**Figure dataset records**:
◇ ◇ ◇ ◇ ◇
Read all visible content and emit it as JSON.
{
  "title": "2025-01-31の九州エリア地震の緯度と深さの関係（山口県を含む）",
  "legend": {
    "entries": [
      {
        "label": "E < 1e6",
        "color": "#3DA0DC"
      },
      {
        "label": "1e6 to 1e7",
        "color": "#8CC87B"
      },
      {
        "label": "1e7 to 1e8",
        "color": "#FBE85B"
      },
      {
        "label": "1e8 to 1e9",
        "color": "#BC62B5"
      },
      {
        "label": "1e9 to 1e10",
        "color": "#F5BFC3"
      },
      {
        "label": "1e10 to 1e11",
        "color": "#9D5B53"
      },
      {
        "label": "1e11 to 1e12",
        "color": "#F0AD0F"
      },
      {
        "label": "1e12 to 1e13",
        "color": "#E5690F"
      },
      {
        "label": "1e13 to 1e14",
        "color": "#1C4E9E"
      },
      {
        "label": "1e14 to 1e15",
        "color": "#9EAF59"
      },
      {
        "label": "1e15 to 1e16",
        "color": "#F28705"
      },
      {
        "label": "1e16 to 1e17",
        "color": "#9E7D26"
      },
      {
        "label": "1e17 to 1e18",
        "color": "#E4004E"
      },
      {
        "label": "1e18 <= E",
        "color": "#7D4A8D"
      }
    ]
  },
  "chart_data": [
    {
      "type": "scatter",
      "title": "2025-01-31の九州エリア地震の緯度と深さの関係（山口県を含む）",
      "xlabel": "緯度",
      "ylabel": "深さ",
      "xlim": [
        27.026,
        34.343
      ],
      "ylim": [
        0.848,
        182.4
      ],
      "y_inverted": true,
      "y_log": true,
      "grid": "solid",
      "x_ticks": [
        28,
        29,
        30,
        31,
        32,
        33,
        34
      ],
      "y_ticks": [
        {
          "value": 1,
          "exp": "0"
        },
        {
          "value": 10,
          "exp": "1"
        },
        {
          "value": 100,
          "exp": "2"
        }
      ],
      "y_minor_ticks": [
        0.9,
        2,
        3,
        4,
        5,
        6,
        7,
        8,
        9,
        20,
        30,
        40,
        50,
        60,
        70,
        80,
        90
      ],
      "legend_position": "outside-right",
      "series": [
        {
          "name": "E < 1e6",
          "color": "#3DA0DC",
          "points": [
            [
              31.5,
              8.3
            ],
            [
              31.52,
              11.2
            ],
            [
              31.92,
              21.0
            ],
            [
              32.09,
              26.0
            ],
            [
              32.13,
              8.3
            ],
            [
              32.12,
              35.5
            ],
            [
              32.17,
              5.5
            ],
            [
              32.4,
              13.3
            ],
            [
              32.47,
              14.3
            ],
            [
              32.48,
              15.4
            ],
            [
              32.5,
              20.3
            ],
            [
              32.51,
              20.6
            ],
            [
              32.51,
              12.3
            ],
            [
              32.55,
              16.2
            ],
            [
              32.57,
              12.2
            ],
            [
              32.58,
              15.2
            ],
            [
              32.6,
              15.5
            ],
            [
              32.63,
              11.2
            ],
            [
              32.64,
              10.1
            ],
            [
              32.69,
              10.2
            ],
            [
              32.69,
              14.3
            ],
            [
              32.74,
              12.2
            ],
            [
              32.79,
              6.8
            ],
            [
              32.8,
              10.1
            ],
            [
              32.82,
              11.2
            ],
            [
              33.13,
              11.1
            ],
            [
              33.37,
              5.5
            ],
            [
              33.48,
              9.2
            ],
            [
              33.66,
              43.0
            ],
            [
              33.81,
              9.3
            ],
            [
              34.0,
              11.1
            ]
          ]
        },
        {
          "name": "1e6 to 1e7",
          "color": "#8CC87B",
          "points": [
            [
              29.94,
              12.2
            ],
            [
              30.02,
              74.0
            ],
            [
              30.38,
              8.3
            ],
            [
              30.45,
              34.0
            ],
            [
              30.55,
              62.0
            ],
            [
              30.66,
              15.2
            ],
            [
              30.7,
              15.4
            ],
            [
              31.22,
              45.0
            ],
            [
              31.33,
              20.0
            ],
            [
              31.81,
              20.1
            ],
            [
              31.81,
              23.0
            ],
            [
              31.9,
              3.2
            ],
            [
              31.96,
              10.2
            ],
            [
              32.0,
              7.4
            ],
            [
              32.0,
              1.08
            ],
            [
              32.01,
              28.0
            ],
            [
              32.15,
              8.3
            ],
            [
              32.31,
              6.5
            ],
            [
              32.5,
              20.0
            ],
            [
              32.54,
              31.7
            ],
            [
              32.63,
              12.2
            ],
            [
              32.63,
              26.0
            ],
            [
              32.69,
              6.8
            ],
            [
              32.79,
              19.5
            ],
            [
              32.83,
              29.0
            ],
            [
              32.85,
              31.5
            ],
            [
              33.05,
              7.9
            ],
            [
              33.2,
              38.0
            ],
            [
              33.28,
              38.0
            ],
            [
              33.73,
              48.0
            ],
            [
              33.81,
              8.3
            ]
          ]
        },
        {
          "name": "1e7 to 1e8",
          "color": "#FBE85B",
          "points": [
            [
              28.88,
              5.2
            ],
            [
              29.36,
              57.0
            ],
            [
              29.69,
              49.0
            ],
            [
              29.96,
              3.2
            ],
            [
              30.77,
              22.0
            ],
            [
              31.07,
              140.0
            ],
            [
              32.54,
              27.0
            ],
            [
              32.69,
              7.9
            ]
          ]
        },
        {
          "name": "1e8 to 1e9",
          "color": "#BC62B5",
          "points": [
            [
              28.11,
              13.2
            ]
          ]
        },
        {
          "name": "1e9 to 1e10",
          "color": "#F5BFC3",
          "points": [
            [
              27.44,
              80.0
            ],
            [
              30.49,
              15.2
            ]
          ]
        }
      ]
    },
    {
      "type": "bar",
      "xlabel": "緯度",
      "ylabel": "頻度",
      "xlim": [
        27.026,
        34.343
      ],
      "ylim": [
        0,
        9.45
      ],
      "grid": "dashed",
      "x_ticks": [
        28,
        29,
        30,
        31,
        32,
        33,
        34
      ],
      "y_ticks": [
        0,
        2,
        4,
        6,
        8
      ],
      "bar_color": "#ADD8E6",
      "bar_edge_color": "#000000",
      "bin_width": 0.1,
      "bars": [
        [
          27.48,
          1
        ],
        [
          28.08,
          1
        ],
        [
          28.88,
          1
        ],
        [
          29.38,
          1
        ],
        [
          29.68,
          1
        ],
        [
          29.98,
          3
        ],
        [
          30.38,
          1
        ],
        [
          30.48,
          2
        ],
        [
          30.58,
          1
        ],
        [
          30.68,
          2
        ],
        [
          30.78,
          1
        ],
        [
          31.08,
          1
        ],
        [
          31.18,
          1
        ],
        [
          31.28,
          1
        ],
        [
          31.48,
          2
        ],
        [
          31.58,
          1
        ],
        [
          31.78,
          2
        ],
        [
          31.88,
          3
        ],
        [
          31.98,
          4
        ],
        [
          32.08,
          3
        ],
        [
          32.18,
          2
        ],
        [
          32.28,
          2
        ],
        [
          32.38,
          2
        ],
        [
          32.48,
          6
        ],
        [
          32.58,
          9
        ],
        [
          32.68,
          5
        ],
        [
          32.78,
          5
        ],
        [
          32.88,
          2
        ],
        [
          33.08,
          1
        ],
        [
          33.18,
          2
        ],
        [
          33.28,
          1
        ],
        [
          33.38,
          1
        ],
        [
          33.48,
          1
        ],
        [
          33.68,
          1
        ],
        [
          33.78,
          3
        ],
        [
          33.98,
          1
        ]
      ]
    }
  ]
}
◇ ◇ ◇ ◇ ◇
**What you need to do**: Set down every record above exactly as given.

**Correct output**:
Read all visible content and emit it as JSON.
{
  "title": "2025-01-31の九州エリア地震の緯度と深さの関係（山口県を含む）",
  "legend": {
    "entries": [
      {
        "label": "E < 1e6",
        "color": "#3DA0DC"
      },
      {
        "label": "1e6 to 1e7",
        "color": "#8CC87B"
      },
      {
        "label": "1e7 to 1e8",
        "color": "#FBE85B"
      },
      {
        "label": "1e8 to 1e9",
        "color": "#BC62B5"
      },
      {
        "label": "1e9 to 1e10",
        "color": "#F5BFC3"
      },
      {
        "label": "1e10 to 1e11",
        "color": "#9D5B53"
      },
      {
        "label": "1e11 to 1e12",
        "color": "#F0AD0F"
      },
      {
        "label": "1e12 to 1e13",
        "color": "#E5690F"
      },
      {
        "label": "1e13 to 1e14",
        "color": "#1C4E9E"
      },
      {
        "label": "1e14 to 1e15",
        "color": "#9EAF59"
      },
      {
        "label": "1e15 to 1e16",
        "color": "#F28705"
      },
      {
        "label": "1e16 to 1e17",
        "color": "#9E7D26"
      },
      {
        "label": "1e17 to 1e18",
        "color": "#E4004E"
      },
      {
        "label": "1e18 <= E",
        "color": "#7D4A8D"
      }
    ]
  },
  "chart_data": [
    {
      "type": "scatter",
      "title": "2025-01-31の九州エリア地震の緯度と深さの関係（山口県を含む）",
      "xlabel": "緯度",
      "ylabel": "深さ",
      "xlim": [
        27.026,
        34.343
      ],
      "ylim": [
        0.848,
        182.4
      ],
      "y_inverted": true,
      "y_log": true,
      "grid": "solid",
      "x_ticks": [
        28,
        29,
        30,
        31,
        32,
        33,
        34
      ],
      "y_ticks": [
        {
          "value": 1,
          "exp": "0"
        },
        {
          "value": 10,
          "exp": "1"
        },
        {
          "value": 100,
          "exp": "2"
        }
      ],
      "y_minor_ticks": [
        0.9,
        2,
        3,
        4,
        5,
        6,
        7,
        8,
        9,
        20,
        30,
        40,
        50,
        60,
        70,
        80,
        90
      ],
      "legend_position": "outside-right",
      "series": [
        {
          "name": "E < 1e6",
          "color": "#3DA0DC",
          "points": [
            [
              31.5,
              8.3
            ],
            [
              31.52,
              11.2
            ],
            [
              31.92,
              21.0
            ],
            [
              32.09,
              26.0
            ],
            [
              32.13,
              8.3
            ],
            [
              32.12,
              35.5
            ],
            [
              32.17,
              5.5
            ],
            [
              32.4,
              13.3
            ],
            [
              32.47,
              14.3
            ],
            [
              32.48,
              15.4
            ],
            [
              32.5,
              20.3
            ],
            [
              32.51,
              20.6
            ],
            [
              32.51,
              12.3
            ],
            [
              32.55,
              16.2
            ],
            [
              32.57,
              12.2
            ],
            [
              32.58,
              15.2
            ],
            [
              32.6,
              15.5
            ],
            [
              32.63,
              11.2
            ],
            [
              32.64,
              10.1
            ],
            [
              32.69,
              10.2
            ],
            [
              32.69,
              14.3
            ],
            [
              32.74,
              12.2
            ],
            [
              32.79,
              6.8
            ],
            [
              32.8,
              10.1
            ],
            [
              32.82,
              11.2
            ],
            [
              33.13,
              11.1
            ],
            [
              33.37,
              5.5
            ],
            [
              33.48,
              9.2
            ],
            [
              33.66,
              43.0
            ],
            [
              33.81,
              9.3
            ],
            [
              34.0,
              11.1
            ]
          ]
        },
        {
          "name": "1e6 to 1e7",
          "color": "#8CC87B",
          "points": [
            [
              29.94,
              12.2
            ],
            [
              30.02,
              74.0
            ],
            [
              30.38,
              8.3
            ],
            [
              30.45,
              34.0
            ],
            [
              30.55,
              62.0
            ],
            [
              30.66,
              15.2
            ],
            [
              30.7,
              15.4
            ],
            [
              31.22,
              45.0
            ],
            [
              31.33,
              20.0
            ],
            [
              31.81,
              20.1
            ],
            [
              31.81,
              23.0
            ],
            [
              31.9,
              3.2
            ],
            [
              31.96,
              10.2
            ],
            [
              32.0,
              7.4
            ],
            [
              32.0,
              1.08
            ],
            [
              32.01,
              28.0
            ],
            [
              32.15,
              8.3
            ],
            [
              32.31,
              6.5
            ],
            [
              32.5,
              20.0
            ],
            [
              32.54,
              31.7
            ],
            [
              32.63,
              12.2
            ],
            [
              32.63,
              26.0
            ],
            [
              32.69,
              6.8
            ],
            [
              32.79,
              19.5
            ],
            [
              32.83,
              29.0
            ],
            [
              32.85,
              31.5
            ],
            [
              33.05,
              7.9
            ],
            [
              33.2,
              38.0
            ],
            [
              33.28,
              38.0
            ],
            [
              33.73,
              48.0
            ],
            [
              33.81,
              8.3
            ]
          ]
        },
        {
          "name": "1e7 to 1e8",
          "color": "#FBE85B",
          "points": [
            [
              28.88,
              5.2
            ],
            [
              29.36,
              57.0
            ],
            [
              29.69,
              49.0
            ],
            [
              29.96,
              3.2
            ],
            [
              30.77,
              22.0
            ],
            [
              31.07,
              140.0
            ],
            [
              32.54,
              27.0
            ],
            [
              32.69,
              7.9
            ]
          ]
        },
        {
          "name": "1e8 to 1e9",
          "color": "#BC62B5",
          "points": [
            [
              28.11,
              13.2
            ]
          ]
        },
        {
          "name": "1e9 to 1e10",
          "color": "#F5BFC3",
          "points": [
            [
              27.44,
              80.0
            ],
            [
              30.49,
              15.2
            ]
          ]
        }
      ]
    },
    {
      "type": "bar",
      "xlabel": "緯度",
      "ylabel": "頻度",
      "xlim": [
        27.026,
        34.343
      ],
      "ylim": [
        0,
        9.45
      ],
      "grid": "dashed",
      "x_ticks": [
        28,
        29,
        30,
        31,
        32,
        33,
        34
      ],
      "y_ticks": [
        0,
        2,
        4,
        6,
        8
      ],
      "bar_color": "#ADD8E6",
      "bar_edge_color": "#000000",
      "bin_width": 0.1,
      "bars": [
        [
          27.48,
          1
        ],
        [
          28.08,
          1
        ],
        [
          28.88,
          1
        ],
        [
          29.38,
          1
        ],
        [
          29.68,
          1
        ],
        [
          29.98,
          3
        ],
        [
          30.38,
          1
        ],
        [
          30.48,
          2
        ],
        [
          30.58,
          1
        ],
        [
          30.68,
          2
        ],
        [
          30.78,
          1
        ],
        [
          31.08,
          1
        ],
        [
          31.18,
          1
        ],
        [
          31.28,
          1
        ],
        [
          31.48,
          2
        ],
        [
          31.58,
          1
        ],
        [
          31.78,
          2
        ],
        [
          31.88,
          3
        ],
        [
          31.98,
          4
        ],
        [
          32.08,
          3
        ],
        [
          32.18,
          2
        ],
        [
          32.28,
          2
        ],
        [
          32.38,
          2
        ],
        [
          32.48,
          6
        ],
        [
          32.58,
          9
        ],
        [
          32.68,
          5
        ],
        [
          32.78,
          5
        ],
        [
          32.88,
          2
        ],
        [
          33.08,
          1
        ],
        [
          33.18,
          2
        ],
        [
          33.28,
          1
        ],
        [
          33.38,
          1
        ],
        [
          33.48,
          1
        ],
        [
          33.68,
          1
        ],
        [
          33.78,
          3
        ],
        [
          33.98,
          1
        ]
      ]
    }
  ]
}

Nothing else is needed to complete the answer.